### The problem
Go through the data below and gather each line containing "Growth".

[Records]
##############################

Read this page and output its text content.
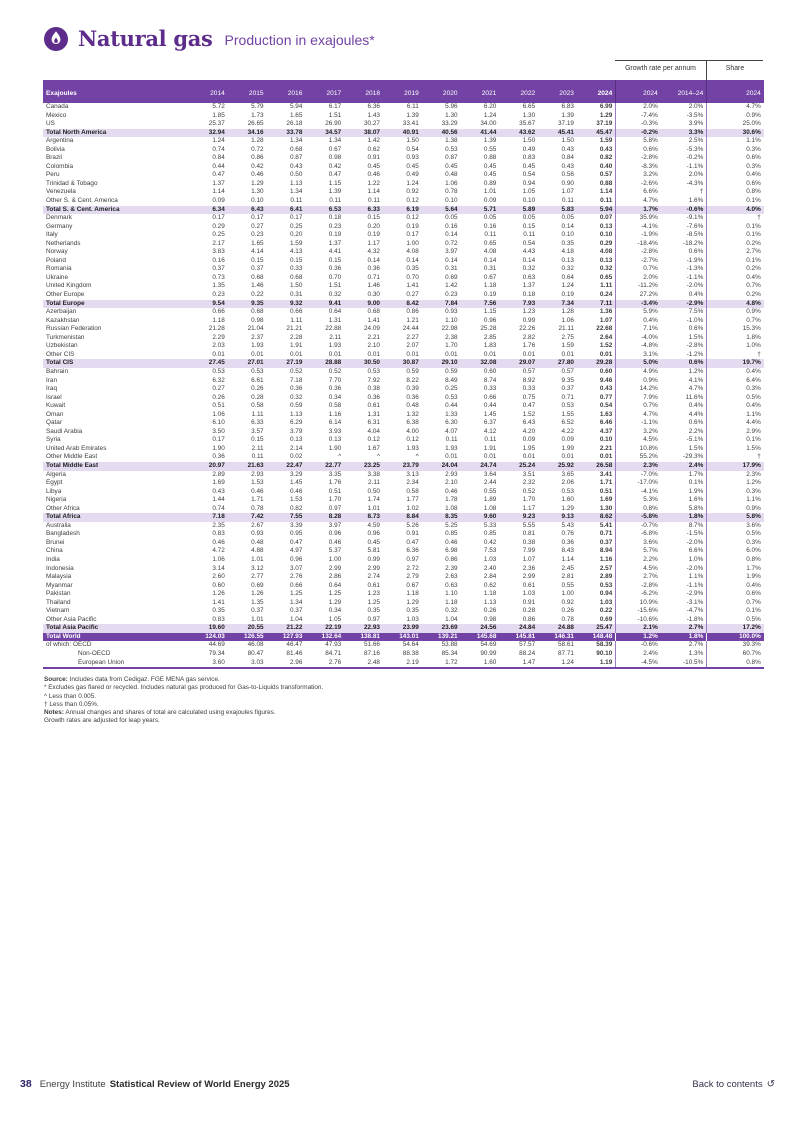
Natural gas Production in exajoules*
Growth rate per annum	Share
Exajoules	2014	2015	2016	2017	2018	2019	2020	2021	2022	2023	2024	2024	2014–24	2024
Canada	5.72	5.79	5.94	6.17	6.36	6.11	5.96	6.20	6.65	6.83	6.99	2.0%	2.0%	4.7%
Mexico	1.85	1.73	1.65	1.51	1.43	1.39	1.30	1.24	1.30	1.39	1.29	-7.4%	-3.5%	0.9%
US	25.37	26.65	26.18	26.90	30.27	33.41	33.29	34.00	35.67	37.19	37.19	-0.3%	3.9%	25.0%
Total North America	32.94	34.16	33.78	34.57	38.07	40.91	40.56	41.44	43.62	45.41	45.47	-0.2%	3.3%	30.6%
Argentina	1.24	1.28	1.34	1.34	1.42	1.50	1.38	1.39	1.50	1.50	1.59	5.8%	2.5%	1.1%
Bolivia	0.74	0.72	0.68	0.67	0.62	0.54	0.53	0.55	0.49	0.43	0.43	0.6%	-5.3%	0.3%
Brazil	0.84	0.86	0.87	0.98	0.91	0.93	0.87	0.88	0.83	0.84	0.82	-2.8%	-0.2%	0.6%
Colombia	0.44	0.42	0.43	0.42	0.45	0.45	0.45	0.45	0.45	0.43	0.40	-8.3%	-1.1%	0.3%
Peru	0.47	0.46	0.50	0.47	0.46	0.49	0.48	0.45	0.54	0.56	0.57	3.2%	2.0%	0.4%
Trinidad & Tobago	1.37	1.29	1.13	1.15	1.22	1.24	1.06	0.89	0.94	0.90	0.88	-2.6%	-4.3%	0.6%
Venezuela	1.14	1.30	1.34	1.39	1.14	0.92	0.78	1.01	1.05	1.07	1.14	6.6%	†	0.8%
Other S. & Cent. America	0.09	0.10	0.11	0.11	0.11	0.12	0.10	0.09	0.10	0.11	0.11	4.7%	1.6%	0.1%
Total S. & Cent. America	6.34	6.43	6.41	6.53	6.33	6.19	5.64	5.71	5.89	5.83	5.94	1.7%	-0.6%	4.0%
Denmark	0.17	0.17	0.17	0.18	0.15	0.12	0.05	0.05	0.05	0.05	0.07	35.9%	-9.1%	†
Germany	0.29	0.27	0.25	0.23	0.20	0.19	0.16	0.16	0.15	0.14	0.13	-4.1%	-7.6%	0.1%
Italy	0.25	0.23	0.20	0.19	0.19	0.17	0.14	0.11	0.11	0.10	0.10	-1.9%	-8.5%	0.1%
Netherlands	2.17	1.65	1.59	1.37	1.17	1.00	0.72	0.65	0.54	0.35	0.29	-18.4%	-18.2%	0.2%
Norway	3.83	4.14	4.13	4.41	4.32	4.08	3.97	4.08	4.43	4.18	4.08	-2.8%	0.6%	2.7%
Poland	0.16	0.15	0.15	0.15	0.14	0.14	0.14	0.14	0.14	0.13	0.13	-2.7%	-1.9%	0.1%
Romania	0.37	0.37	0.33	0.36	0.36	0.35	0.31	0.31	0.32	0.32	0.32	0.7%	-1.3%	0.2%
Ukraine	0.73	0.68	0.68	0.70	0.71	0.70	0.69	0.67	0.63	0.64	0.65	2.0%	-1.1%	0.4%
United Kingdom	1.35	1.46	1.50	1.51	1.46	1.41	1.42	1.18	1.37	1.24	1.11	-11.2%	-2.0%	0.7%
Other Europe	0.23	0.22	0.31	0.32	0.30	0.27	0.23	0.19	0.18	0.19	0.24	27.2%	0.4%	0.2%
Total Europe	9.54	9.35	9.32	9.41	9.00	8.42	7.84	7.56	7.93	7.34	7.11	-3.4%	-2.9%	4.8%
Azerbaijan	0.66	0.68	0.66	0.64	0.68	0.86	0.93	1.15	1.23	1.28	1.36	5.9%	7.5%	0.9%
Kazakhstan	1.18	0.98	1.11	1.31	1.41	1.21	1.10	0.96	0.99	1.06	1.07	0.4%	-1.0%	0.7%
Russian Federation	21.28	21.04	21.21	22.88	24.09	24.44	22.98	25.28	22.26	21.11	22.68	7.1%	0.6%	15.3%
Turkmenistan	2.29	2.37	2.28	2.11	2.21	2.27	2.38	2.85	2.82	2.75	2.64	-4.0%	1.5%	1.8%
Uzbekistan	2.03	1.93	1.91	1.93	2.10	2.07	1.70	1.83	1.76	1.59	1.52	-4.8%	-2.8%	1.0%
Other CIS	0.01	0.01	0.01	0.01	0.01	0.01	0.01	0.01	0.01	0.01	0.01	3.1%	-1.2%	†
Total CIS	27.45	27.01	27.19	28.88	30.50	30.87	29.10	32.08	29.07	27.80	29.28	5.0%	0.6%	19.7%
Bahrain	0.53	0.53	0.52	0.52	0.53	0.59	0.59	0.60	0.57	0.57	0.60	4.9%	1.2%	0.4%
Iran	6.32	6.61	7.18	7.70	7.92	8.22	8.49	8.74	8.92	9.35	9.46	0.9%	4.1%	6.4%
Iraq	0.27	0.26	0.36	0.36	0.38	0.39	0.25	0.33	0.33	0.37	0.43	14.2%	4.7%	0.3%
Israel	0.26	0.28	0.32	0.34	0.36	0.36	0.53	0.66	0.75	0.71	0.77	7.9%	11.6%	0.5%
Kuwait	0.51	0.58	0.59	0.58	0.61	0.48	0.44	0.44	0.47	0.53	0.54	0.7%	0.4%	0.4%
Oman	1.06	1.11	1.13	1.16	1.31	1.32	1.33	1.45	1.52	1.55	1.63	4.7%	4.4%	1.1%
Qatar	6.10	6.33	6.29	6.14	6.31	6.38	6.30	6.37	6.43	6.52	6.46	-1.1%	0.6%	4.4%
Saudi Arabia	3.50	3.57	3.79	3.93	4.04	4.00	4.07	4.12	4.20	4.22	4.37	3.2%	2.2%	2.9%
Syria	0.17	0.15	0.13	0.13	0.12	0.12	0.11	0.11	0.09	0.09	0.10	4.5%	-5.1%	0.1%
United Arab Emirates	1.90	2.11	2.14	1.90	1.67	1.93	1.93	1.91	1.95	1.99	2.21	10.8%	1.5%	1.5%
Other Middle East	0.36	0.11	0.02	^	^	^	0.01	0.01	0.01	0.01	0.01	55.2%	-29.3%	†
Total Middle East	20.97	21.63	22.47	22.77	23.25	23.79	24.04	24.74	25.24	25.92	26.58	2.3%	2.4%	17.9%
Algeria	2.89	2.93	3.29	3.35	3.38	3.13	2.93	3.64	3.51	3.65	3.41	-7.0%	1.7%	2.3%
Egypt	1.69	1.53	1.45	1.76	2.11	2.34	2.10	2.44	2.32	2.06	1.71	-17.0%	0.1%	1.2%
Libya	0.43	0.46	0.46	0.51	0.50	0.58	0.46	0.55	0.52	0.53	0.51	-4.1%	1.9%	0.3%
Nigeria	1.44	1.71	1.53	1.70	1.74	1.77	1.78	1.89	1.70	1.60	1.69	5.3%	1.6%	1.1%
Other Africa	0.74	0.78	0.82	0.97	1.01	1.02	1.08	1.08	1.17	1.29	1.30	0.8%	5.8%	0.9%
Total Africa	7.18	7.42	7.55	8.28	8.73	8.84	8.35	9.60	9.23	9.13	8.62	-5.8%	1.8%	5.8%
Australia	2.35	2.67	3.39	3.97	4.59	5.26	5.25	5.33	5.55	5.43	5.41	-0.7%	8.7%	3.6%
Bangladesh	0.83	0.93	0.95	0.96	0.96	0.91	0.85	0.85	0.81	0.76	0.71	-6.8%	-1.5%	0.5%
Brunei	0.46	0.48	0.47	0.46	0.45	0.47	0.46	0.42	0.38	0.36	0.37	3.6%	-2.0%	0.3%
China	4.72	4.88	4.97	5.37	5.81	6.36	6.98	7.53	7.99	8.43	8.94	5.7%	6.6%	6.0%
India	1.06	1.01	0.96	1.00	0.99	0.97	0.86	1.03	1.07	1.14	1.16	2.2%	1.0%	0.8%
Indonesia	3.14	3.12	3.07	2.99	2.99	2.72	2.39	2.40	2.36	2.45	2.57	4.5%	-2.0%	1.7%
Malaysia	2.60	2.77	2.76	2.86	2.74	2.79	2.63	2.84	2.99	2.81	2.89	2.7%	1.1%	1.9%
Myanmar	0.60	0.69	0.66	0.64	0.61	0.67	0.63	0.62	0.61	0.55	0.53	-2.8%	-1.1%	0.4%
Pakistan	1.26	1.26	1.25	1.25	1.23	1.18	1.10	1.18	1.03	1.00	0.94	-6.2%	-2.9%	0.6%
Thailand	1.41	1.35	1.34	1.29	1.25	1.29	1.18	1.13	0.91	0.92	1.03	10.9%	-3.1%	0.7%
Vietnam	0.35	0.37	0.37	0.34	0.35	0.35	0.32	0.26	0.28	0.26	0.22	-15.6%	-4.7%	0.1%
Other Asia Pacific	0.83	1.01	1.04	1.05	0.97	1.03	1.04	0.98	0.86	0.78	0.69	-10.6%	-1.8%	0.5%
Total Asia Pacific	19.60	20.55	21.22	22.19	22.93	23.99	23.69	24.56	24.84	24.88	25.47	2.1%	2.7%	17.2%
Total World	124.03	126.55	127.93	132.64	138.81	143.01	139.21	145.68	145.81	146.31	148.48	1.2%	1.8%	100.0%
of which: OECD	44.69	46.08	46.47	47.93	51.66	54.64	53.88	54.69	57.57	58.61	58.39	-0.6%	2.7%	39.3%
Non-OECD	79.34	80.47	81.46	84.71	87.16	88.38	85.34	90.99	88.24	87.71	90.10	2.4%	1.3%	60.7%
European Union	3.60	3.03	2.96	2.76	2.48	2.19	1.72	1.60	1.47	1.24	1.19	-4.5%	-10.5%	0.8%
Source: Includes data from Cedigaz. FGE MENA gas service.
* Excludes gas flared or recycled. Includes natural gas produced for Gas-to-Liquids transformation.
^ Less than 0.005.
† Less than 0.05%.
Notes: Annual changes and shares of total are calculated using exajoules figures.
Growth rates are adjusted for leap years.
38 Energy Institute Statistical Review of World Energy 2025	Back to contents ↺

##############################

### Completed task
Growth rate per annum	Share
Growth rates are adjusted for leap years.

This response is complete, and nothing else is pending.